** Start **

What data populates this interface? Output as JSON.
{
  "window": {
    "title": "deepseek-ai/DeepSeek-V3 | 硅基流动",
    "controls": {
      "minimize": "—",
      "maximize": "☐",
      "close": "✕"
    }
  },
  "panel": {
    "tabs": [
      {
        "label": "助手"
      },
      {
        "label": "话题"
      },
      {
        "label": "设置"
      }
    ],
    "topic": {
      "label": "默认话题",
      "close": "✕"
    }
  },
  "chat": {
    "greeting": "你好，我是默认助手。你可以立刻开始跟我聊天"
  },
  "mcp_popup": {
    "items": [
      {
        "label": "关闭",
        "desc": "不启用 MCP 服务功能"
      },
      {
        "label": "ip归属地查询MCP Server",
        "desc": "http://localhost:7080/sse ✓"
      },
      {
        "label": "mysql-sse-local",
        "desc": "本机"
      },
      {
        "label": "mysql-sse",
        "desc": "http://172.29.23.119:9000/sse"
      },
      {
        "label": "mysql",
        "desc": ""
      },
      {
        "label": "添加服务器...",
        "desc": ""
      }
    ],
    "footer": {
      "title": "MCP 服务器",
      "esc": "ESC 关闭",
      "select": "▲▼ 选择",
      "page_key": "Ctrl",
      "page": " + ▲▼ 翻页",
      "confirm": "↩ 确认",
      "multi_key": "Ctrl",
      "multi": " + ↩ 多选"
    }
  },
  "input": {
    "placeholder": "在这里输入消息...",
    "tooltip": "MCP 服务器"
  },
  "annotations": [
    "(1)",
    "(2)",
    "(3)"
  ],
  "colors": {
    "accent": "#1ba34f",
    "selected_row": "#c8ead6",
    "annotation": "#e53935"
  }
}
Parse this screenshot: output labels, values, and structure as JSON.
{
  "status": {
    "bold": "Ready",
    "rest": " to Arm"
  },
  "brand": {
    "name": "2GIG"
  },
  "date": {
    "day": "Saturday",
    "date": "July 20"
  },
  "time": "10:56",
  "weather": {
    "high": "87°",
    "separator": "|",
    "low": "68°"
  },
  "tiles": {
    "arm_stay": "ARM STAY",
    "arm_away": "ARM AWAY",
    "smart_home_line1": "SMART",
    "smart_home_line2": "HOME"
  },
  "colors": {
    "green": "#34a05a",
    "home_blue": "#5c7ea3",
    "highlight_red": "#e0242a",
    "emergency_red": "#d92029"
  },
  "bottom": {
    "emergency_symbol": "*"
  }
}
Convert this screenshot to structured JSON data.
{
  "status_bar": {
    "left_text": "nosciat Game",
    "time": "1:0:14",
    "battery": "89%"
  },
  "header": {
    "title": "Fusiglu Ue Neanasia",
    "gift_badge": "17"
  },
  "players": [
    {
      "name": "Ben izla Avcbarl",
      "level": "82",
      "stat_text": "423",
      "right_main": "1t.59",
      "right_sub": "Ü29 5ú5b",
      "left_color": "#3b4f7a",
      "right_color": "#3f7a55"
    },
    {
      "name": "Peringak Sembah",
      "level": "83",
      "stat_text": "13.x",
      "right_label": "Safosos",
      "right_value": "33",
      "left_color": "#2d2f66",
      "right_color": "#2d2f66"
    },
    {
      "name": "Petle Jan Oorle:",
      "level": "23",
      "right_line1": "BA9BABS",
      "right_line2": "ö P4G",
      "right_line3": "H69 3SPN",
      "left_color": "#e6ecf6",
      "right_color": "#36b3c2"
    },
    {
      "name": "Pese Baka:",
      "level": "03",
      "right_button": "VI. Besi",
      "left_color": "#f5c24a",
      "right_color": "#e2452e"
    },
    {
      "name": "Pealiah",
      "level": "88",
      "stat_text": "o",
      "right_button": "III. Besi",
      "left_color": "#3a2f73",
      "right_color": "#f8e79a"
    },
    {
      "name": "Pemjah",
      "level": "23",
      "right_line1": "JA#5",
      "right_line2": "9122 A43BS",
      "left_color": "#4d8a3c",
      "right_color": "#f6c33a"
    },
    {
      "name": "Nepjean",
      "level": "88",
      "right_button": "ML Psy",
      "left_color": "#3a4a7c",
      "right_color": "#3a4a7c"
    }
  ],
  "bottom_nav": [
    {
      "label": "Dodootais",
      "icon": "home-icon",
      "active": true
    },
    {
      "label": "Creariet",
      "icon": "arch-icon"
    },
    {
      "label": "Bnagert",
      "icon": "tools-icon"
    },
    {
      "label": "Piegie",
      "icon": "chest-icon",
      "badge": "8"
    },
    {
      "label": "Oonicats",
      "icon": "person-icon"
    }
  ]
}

** End **

Please reproduce each record precisely as written.

What data populates this interface? Output as JSON.
{
  "window": {
    "title": "deepseek-ai/DeepSeek-V3 | 硅基流动",
    "controls": {
      "minimize": "—",
      "maximize": "☐",
      "close": "✕"
    }
  },
  "panel": {
    "tabs": [
      {
        "label": "助手"
      },
      {
        "label": "话题"
      },
      {
        "label": "设置"
      }
    ],
    "topic": {
      "label": "默认话题",
      "close": "✕"
    }
  },
  "chat": {
    "greeting": "你好，我是默认助手。你可以立刻开始跟我聊天"
  },
  "mcp_popup": {
    "items": [
      {
        "label": "关闭",
        "desc": "不启用 MCP 服务功能"
      },
      {
        "label": "ip归属地查询MCP Server",
        "desc": "http://localhost:7080/sse ✓"
      },
      {
        "label": "mysql-sse-local",
        "desc": "本机"
      },
      {
        "label": "mysql-sse",
        "desc": "http://172.29.23.119:9000/sse"
      },
      {
        "label": "mysql",
        "desc": ""
      },
      {
        "label": "添加服务器...",
        "desc": ""
      }
    ],
    "footer": {
      "title": "MCP 服务器",
      "esc": "ESC 关闭",
      "select": "▲▼ 选择",
      "page_key": "Ctrl",
      "page": " + ▲▼ 翻页",
      "confirm": "↩ 确认",
      "multi_key": "Ctrl",
      "multi": " + ↩ 多选"
    }
  },
  "input": {
    "placeholder": "在这里输入消息...",
    "tooltip": "MCP 服务器"
  },
  "annotations": [
    "(1)",
    "(2)",
    "(3)"
  ],
  "colors": {
    "accent": "#1ba34f",
    "selected_row": "#c8ead6",
    "annotation": "#e53935"
  }
}
Parse this screenshot: output labels, values, and structure as JSON.
{
  "status": {
    "bold": "Ready",
    "rest": " to Arm"
  },
  "brand": {
    "name": "2GIG"
  },
  "date": {
    "day": "Saturday",
    "date": "July 20"
  },
  "time": "10:56",
  "weather": {
    "high": "87°",
    "separator": "|",
    "low": "68°"
  },
  "tiles": {
    "arm_stay": "ARM STAY",
    "arm_away": "ARM AWAY",
    "smart_home_line1": "SMART",
    "smart_home_line2": "HOME"
  },
  "colors": {
    "green": "#34a05a",
    "home_blue": "#5c7ea3",
    "highlight_red": "#e0242a",
    "emergency_red": "#d92029"
  },
  "bottom": {
    "emergency_symbol": "*"
  }
}
Convert this screenshot to structured JSON data.
{
  "status_bar": {
    "left_text": "nosciat Game",
    "time": "1:0:14",
    "battery": "89%"
  },
  "header": {
    "title": "Fusiglu Ue Neanasia",
    "gift_badge": "17"
  },
  "players": [
    {
      "name": "Ben izla Avcbarl",
      "level": "82",
      "stat_text": "423",
      "right_main": "1t.59",
      "right_sub": "Ü29 5ú5b",
      "left_color": "#3b4f7a",
      "right_color": "#3f7a55"
    },
    {
      "name": "Peringak Sembah",
      "level": "83",
      "stat_text": "13.x",
      "right_label": "Safosos",
      "right_value": "33",
      "left_color": "#2d2f66",
      "right_color": "#2d2f66"
    },
    {
      "name": "Petle Jan Oorle:",
      "level": "23",
      "right_line1": "BA9BABS",
      "right_line2": "ö P4G",
      "right_line3": "H69 3SPN",
      "left_color": "#e6ecf6",
      "right_color": "#36b3c2"
    },
    {
      "name": "Pese Baka:",
      "level": "03",
      "right_button": "VI. Besi",
      "left_color": "#f5c24a",
      "right_color": "#e2452e"
    },
    {
      "name": "Pealiah",
      "level": "88",
      "stat_text": "o",
      "right_button": "III. Besi",
      "left_color": "#3a2f73",
      "right_color": "#f8e79a"
    },
    {
      "name": "Pemjah",
      "level": "23",
      "right_line1": "JA#5",
      "right_line2": "9122 A43BS",
      "left_color": "#4d8a3c",
      "right_color": "#f6c33a"
    },
    {
      "name": "Nepjean",
      "level": "88",
      "right_button": "ML Psy",
      "left_color": "#3a4a7c",
      "right_color": "#3a4a7c"
    }
  ],
  "bottom_nav": [
    {
      "label": "Dodootais",
      "icon": "home-icon",
      "active": true
    },
    {
      "label": "Creariet",
      "icon": "arch-icon"
    },
    {
      "label": "Bnagert",
      "icon": "tools-icon"
    },
    {
      "label": "Piegie",
      "icon": "chest-icon",
      "badge": "8"
    },
    {
      "label": "Oonicats",
      "icon": "person-icon"
    }
  ]
}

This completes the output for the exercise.